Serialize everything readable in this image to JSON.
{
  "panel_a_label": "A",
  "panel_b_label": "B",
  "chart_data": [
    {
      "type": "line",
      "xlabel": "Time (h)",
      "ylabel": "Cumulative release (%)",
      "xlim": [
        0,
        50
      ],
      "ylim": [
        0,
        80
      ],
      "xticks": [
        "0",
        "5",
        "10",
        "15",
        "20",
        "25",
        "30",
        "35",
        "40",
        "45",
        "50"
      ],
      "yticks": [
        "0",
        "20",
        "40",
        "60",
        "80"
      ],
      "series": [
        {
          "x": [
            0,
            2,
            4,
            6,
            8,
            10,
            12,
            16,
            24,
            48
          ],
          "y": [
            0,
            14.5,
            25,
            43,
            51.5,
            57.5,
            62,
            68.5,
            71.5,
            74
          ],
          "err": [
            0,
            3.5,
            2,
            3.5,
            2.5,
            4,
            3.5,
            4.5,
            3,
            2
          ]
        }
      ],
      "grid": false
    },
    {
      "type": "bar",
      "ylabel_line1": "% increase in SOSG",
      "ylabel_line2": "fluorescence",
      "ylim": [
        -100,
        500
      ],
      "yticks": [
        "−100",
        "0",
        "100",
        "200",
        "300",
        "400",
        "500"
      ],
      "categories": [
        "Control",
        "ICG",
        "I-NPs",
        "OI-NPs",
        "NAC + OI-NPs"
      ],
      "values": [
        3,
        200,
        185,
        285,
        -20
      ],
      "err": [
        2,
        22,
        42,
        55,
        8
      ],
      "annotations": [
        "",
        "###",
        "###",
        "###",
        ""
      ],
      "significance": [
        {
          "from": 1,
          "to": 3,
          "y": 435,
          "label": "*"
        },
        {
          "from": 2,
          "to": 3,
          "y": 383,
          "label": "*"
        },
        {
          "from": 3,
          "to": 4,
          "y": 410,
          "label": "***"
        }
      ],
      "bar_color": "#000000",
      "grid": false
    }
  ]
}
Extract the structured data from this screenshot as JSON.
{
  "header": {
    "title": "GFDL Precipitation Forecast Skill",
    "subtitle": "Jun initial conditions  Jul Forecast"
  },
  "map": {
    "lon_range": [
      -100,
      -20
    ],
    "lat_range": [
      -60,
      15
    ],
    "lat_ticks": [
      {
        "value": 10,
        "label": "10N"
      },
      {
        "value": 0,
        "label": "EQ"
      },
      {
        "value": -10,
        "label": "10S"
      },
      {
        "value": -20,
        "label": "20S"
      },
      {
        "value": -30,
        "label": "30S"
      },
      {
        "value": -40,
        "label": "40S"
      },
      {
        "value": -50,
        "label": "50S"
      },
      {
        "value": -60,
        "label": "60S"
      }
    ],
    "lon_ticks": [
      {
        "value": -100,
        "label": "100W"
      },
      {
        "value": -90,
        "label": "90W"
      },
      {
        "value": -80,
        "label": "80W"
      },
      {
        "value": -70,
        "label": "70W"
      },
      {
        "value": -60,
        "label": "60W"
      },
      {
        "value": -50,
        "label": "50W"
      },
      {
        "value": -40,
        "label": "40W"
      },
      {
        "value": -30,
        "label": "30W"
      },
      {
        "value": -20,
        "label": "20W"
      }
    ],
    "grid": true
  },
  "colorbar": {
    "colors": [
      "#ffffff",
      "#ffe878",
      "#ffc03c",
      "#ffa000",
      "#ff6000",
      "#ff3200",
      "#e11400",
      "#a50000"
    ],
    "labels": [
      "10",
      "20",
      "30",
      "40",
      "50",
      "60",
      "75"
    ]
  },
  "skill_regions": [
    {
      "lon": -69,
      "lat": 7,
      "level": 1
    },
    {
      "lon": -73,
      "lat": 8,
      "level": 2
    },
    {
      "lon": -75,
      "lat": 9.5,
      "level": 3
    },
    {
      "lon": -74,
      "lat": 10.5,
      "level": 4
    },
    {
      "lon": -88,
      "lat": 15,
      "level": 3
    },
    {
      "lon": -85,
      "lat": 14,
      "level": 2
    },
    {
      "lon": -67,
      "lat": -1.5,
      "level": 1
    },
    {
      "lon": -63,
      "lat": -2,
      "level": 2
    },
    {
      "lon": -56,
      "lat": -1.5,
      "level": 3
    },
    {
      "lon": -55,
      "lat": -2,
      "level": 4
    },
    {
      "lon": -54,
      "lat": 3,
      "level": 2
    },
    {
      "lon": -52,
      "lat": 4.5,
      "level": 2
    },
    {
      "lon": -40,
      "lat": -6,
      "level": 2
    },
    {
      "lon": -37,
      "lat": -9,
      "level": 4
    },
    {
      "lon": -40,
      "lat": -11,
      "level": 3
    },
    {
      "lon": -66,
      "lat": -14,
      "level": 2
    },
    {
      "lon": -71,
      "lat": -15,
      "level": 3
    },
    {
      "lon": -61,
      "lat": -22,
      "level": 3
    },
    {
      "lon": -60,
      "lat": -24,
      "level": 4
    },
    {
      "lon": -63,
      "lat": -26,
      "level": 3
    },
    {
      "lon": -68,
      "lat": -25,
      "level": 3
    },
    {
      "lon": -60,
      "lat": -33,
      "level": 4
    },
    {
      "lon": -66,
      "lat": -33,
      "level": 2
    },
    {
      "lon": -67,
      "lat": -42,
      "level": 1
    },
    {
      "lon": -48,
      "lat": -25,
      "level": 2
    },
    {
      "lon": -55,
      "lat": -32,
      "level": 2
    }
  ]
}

▶ [WHAT IS ASKED]
Reply with one number only: the count of lines in the entries that contain "this".

▶ [WORKED SOLUTION]
2